Data entries
╭──

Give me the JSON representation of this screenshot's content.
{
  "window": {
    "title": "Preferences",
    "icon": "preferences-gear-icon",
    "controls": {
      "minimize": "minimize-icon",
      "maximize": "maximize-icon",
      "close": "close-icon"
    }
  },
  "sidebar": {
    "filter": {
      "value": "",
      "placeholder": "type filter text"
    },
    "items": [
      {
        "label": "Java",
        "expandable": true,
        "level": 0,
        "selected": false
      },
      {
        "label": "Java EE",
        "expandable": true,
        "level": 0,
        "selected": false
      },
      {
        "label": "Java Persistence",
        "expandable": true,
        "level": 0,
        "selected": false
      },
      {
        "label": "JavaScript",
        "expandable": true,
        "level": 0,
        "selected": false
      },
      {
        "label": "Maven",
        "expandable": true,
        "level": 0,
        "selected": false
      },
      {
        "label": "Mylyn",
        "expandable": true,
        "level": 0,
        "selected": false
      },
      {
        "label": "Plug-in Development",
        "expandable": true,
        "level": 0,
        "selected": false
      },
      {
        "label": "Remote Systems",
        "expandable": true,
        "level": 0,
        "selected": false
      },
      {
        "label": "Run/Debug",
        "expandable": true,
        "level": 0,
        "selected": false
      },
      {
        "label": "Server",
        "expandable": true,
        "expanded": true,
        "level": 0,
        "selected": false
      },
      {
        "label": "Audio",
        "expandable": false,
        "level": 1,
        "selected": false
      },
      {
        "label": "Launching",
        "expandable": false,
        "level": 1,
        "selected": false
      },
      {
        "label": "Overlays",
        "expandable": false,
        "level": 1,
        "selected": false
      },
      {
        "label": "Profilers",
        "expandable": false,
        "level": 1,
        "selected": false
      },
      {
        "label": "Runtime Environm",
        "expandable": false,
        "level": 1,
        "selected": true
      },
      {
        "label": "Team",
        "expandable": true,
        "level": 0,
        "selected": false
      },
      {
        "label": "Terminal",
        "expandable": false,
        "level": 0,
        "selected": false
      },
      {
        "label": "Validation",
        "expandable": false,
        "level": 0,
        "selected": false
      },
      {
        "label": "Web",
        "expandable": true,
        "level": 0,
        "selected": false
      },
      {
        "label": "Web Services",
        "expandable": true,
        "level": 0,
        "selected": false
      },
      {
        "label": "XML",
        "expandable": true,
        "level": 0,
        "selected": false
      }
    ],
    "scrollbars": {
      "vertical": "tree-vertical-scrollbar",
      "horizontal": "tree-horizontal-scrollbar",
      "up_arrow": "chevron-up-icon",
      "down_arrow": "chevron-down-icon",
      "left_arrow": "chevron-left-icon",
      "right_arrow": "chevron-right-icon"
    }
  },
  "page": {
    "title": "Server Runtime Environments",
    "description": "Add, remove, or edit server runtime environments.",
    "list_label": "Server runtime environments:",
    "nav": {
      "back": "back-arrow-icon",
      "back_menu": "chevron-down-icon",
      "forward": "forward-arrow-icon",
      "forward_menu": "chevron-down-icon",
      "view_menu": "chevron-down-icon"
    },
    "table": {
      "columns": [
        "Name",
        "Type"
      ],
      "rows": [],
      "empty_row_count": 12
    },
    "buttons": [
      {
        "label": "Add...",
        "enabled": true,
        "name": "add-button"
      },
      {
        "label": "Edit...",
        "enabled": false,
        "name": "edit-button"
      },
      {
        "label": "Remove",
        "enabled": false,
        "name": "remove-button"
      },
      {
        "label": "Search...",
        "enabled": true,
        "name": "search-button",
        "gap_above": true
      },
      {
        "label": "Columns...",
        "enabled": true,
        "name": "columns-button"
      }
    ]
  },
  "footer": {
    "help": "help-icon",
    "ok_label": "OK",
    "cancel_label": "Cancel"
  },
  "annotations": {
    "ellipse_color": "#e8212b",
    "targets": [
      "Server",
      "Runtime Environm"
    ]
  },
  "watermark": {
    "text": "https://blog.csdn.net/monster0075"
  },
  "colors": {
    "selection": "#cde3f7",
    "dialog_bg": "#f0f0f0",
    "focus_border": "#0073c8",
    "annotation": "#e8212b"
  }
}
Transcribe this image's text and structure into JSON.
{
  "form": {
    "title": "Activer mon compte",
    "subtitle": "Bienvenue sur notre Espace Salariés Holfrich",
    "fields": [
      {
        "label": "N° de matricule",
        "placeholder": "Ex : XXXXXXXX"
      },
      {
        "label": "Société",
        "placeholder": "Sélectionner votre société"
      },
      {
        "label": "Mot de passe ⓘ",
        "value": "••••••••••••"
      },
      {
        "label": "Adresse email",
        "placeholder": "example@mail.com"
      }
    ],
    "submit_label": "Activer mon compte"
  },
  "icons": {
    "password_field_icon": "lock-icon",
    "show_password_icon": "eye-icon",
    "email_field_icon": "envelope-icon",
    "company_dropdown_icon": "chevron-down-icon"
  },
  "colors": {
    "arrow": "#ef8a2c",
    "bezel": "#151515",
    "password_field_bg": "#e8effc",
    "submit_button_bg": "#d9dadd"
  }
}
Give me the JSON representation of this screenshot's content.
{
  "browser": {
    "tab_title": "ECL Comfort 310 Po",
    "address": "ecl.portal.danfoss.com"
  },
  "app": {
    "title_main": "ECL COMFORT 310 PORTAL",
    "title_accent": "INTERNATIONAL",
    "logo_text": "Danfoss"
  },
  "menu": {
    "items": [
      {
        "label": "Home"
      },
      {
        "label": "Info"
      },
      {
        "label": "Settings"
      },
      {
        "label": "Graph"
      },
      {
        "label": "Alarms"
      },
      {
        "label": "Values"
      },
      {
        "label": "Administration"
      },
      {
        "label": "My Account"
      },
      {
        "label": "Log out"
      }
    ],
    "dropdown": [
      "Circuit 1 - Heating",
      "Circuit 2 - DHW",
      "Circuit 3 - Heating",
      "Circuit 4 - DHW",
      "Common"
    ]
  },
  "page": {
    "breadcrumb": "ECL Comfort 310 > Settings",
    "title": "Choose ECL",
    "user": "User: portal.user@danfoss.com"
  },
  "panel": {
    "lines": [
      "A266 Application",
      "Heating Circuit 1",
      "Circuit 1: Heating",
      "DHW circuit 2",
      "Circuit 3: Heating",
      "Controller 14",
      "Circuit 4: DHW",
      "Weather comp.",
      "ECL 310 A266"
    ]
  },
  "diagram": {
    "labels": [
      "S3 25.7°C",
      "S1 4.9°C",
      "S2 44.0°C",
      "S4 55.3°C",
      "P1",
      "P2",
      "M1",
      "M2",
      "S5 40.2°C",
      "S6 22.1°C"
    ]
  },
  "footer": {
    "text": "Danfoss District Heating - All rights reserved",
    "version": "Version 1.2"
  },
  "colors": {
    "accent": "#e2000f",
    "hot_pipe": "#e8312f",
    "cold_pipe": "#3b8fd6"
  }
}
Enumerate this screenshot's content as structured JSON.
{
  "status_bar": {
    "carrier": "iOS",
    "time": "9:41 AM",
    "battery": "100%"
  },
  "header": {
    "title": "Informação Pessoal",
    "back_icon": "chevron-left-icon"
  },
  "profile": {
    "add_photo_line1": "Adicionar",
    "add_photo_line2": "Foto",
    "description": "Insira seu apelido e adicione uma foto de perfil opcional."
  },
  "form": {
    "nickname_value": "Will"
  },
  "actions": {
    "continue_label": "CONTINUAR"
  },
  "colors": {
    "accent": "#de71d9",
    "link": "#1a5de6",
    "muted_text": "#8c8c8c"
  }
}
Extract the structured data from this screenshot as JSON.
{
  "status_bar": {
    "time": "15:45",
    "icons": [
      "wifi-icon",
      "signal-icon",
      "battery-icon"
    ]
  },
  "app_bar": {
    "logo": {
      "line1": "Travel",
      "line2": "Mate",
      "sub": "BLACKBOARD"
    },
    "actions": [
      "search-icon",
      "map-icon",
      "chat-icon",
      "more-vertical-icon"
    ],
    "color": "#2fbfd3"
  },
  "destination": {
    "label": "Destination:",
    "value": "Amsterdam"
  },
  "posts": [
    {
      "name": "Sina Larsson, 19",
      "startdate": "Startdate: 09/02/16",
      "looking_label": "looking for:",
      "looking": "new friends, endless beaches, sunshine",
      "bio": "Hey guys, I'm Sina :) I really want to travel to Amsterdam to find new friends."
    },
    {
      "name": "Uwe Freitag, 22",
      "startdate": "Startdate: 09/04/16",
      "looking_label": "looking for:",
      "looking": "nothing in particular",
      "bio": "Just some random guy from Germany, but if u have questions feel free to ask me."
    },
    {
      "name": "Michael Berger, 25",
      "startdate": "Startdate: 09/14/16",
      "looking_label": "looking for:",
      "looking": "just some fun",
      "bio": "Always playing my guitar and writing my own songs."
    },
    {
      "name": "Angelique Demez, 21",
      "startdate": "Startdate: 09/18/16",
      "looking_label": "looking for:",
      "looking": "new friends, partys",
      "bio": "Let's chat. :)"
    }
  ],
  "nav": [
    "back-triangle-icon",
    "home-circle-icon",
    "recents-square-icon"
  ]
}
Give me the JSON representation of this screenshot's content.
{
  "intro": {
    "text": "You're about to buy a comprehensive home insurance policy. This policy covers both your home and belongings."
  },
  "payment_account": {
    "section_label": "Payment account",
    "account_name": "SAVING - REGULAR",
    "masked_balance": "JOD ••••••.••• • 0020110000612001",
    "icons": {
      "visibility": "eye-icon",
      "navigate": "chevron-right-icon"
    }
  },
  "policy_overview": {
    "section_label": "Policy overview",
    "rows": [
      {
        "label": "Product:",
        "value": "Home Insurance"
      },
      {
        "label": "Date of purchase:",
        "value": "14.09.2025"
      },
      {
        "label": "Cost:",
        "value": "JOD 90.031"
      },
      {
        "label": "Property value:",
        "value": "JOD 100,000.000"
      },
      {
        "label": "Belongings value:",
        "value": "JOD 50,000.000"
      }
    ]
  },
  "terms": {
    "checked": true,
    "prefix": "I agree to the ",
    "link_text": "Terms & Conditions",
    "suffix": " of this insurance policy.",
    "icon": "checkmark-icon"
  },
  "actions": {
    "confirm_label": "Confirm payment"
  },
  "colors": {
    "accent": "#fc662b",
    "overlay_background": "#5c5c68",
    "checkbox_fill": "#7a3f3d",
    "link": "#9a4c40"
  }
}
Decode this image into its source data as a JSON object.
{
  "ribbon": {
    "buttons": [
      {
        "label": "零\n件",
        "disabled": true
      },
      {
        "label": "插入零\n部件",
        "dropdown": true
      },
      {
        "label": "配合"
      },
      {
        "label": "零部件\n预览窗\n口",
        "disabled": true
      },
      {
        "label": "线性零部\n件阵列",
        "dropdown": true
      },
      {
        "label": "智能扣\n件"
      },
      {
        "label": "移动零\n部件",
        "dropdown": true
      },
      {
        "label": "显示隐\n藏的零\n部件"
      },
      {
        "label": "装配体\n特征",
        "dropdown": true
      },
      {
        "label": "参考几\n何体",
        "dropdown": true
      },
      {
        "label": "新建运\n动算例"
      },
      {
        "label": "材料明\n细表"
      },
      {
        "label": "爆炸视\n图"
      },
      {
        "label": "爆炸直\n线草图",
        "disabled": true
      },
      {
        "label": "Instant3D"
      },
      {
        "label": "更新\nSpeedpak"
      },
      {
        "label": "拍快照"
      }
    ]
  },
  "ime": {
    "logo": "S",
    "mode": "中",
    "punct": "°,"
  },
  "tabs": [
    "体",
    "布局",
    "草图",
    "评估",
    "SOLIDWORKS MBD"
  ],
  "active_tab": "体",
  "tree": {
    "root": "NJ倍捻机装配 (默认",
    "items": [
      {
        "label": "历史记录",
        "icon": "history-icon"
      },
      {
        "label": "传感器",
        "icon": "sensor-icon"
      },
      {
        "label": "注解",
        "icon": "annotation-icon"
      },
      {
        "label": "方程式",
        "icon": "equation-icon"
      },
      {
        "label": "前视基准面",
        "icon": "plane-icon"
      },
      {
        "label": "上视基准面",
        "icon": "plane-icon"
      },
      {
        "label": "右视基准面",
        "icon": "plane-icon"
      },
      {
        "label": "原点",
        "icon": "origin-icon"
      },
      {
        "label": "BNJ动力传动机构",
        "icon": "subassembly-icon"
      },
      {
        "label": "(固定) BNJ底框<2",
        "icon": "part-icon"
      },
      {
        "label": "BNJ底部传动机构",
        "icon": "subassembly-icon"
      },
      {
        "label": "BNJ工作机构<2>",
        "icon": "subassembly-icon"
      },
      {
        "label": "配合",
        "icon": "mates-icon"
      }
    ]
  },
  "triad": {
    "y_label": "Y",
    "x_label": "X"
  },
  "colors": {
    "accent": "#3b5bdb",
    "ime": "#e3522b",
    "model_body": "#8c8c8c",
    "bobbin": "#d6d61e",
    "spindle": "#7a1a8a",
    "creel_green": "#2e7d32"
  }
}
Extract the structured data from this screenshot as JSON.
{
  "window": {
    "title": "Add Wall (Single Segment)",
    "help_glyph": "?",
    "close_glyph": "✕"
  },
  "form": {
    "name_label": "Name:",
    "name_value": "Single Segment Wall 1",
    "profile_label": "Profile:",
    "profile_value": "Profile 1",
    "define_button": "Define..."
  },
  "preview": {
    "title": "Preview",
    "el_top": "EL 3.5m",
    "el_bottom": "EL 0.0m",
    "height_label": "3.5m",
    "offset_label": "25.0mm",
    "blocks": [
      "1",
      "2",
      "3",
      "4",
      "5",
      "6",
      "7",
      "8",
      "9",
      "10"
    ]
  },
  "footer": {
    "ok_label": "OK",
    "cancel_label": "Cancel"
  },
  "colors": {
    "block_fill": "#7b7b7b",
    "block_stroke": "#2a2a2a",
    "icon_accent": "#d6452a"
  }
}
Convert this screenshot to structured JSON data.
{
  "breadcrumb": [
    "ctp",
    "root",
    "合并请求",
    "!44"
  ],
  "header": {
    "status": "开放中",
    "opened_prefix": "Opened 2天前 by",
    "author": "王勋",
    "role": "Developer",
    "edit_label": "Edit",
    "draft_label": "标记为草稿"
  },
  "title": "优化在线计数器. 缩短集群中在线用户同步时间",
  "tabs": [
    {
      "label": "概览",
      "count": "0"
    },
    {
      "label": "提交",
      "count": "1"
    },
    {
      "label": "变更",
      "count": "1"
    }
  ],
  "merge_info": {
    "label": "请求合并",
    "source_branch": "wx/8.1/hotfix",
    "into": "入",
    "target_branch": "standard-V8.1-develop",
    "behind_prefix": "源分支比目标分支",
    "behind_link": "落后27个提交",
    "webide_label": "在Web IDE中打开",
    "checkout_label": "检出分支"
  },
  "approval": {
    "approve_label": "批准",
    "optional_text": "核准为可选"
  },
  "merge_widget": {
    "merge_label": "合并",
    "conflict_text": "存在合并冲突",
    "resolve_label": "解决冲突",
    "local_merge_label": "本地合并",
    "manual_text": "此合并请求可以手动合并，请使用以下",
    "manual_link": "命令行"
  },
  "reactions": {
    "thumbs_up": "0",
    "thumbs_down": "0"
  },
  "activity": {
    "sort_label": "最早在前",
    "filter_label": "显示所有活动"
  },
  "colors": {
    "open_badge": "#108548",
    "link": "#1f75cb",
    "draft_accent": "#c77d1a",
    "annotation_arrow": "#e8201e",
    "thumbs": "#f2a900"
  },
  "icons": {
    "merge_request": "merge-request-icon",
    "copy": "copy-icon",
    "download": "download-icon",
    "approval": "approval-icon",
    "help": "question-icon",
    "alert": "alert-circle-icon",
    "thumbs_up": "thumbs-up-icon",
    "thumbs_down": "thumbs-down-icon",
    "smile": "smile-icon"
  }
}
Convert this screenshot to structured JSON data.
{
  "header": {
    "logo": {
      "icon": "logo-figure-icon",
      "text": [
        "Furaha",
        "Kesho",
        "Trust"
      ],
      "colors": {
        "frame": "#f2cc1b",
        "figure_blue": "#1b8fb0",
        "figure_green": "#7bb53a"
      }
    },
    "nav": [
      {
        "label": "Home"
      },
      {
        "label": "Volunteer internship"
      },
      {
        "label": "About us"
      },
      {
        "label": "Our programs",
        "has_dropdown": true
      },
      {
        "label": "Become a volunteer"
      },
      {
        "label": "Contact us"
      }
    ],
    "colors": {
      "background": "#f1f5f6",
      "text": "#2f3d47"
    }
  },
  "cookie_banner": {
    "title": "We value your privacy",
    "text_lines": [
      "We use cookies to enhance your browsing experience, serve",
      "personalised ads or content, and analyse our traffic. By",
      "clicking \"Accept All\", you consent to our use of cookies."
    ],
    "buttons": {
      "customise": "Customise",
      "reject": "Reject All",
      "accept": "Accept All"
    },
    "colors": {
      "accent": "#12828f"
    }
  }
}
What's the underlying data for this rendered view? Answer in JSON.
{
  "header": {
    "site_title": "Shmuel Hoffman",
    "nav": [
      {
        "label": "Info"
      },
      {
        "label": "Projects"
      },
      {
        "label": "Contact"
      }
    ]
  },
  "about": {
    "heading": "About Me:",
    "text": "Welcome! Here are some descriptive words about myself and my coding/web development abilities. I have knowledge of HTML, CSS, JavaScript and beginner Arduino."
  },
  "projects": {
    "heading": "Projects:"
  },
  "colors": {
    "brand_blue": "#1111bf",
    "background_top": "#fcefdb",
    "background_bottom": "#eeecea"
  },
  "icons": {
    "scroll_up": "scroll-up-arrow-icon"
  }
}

╰──

Check each line above for the string "JavaScript" and report how many lines have it, giving only the number.

2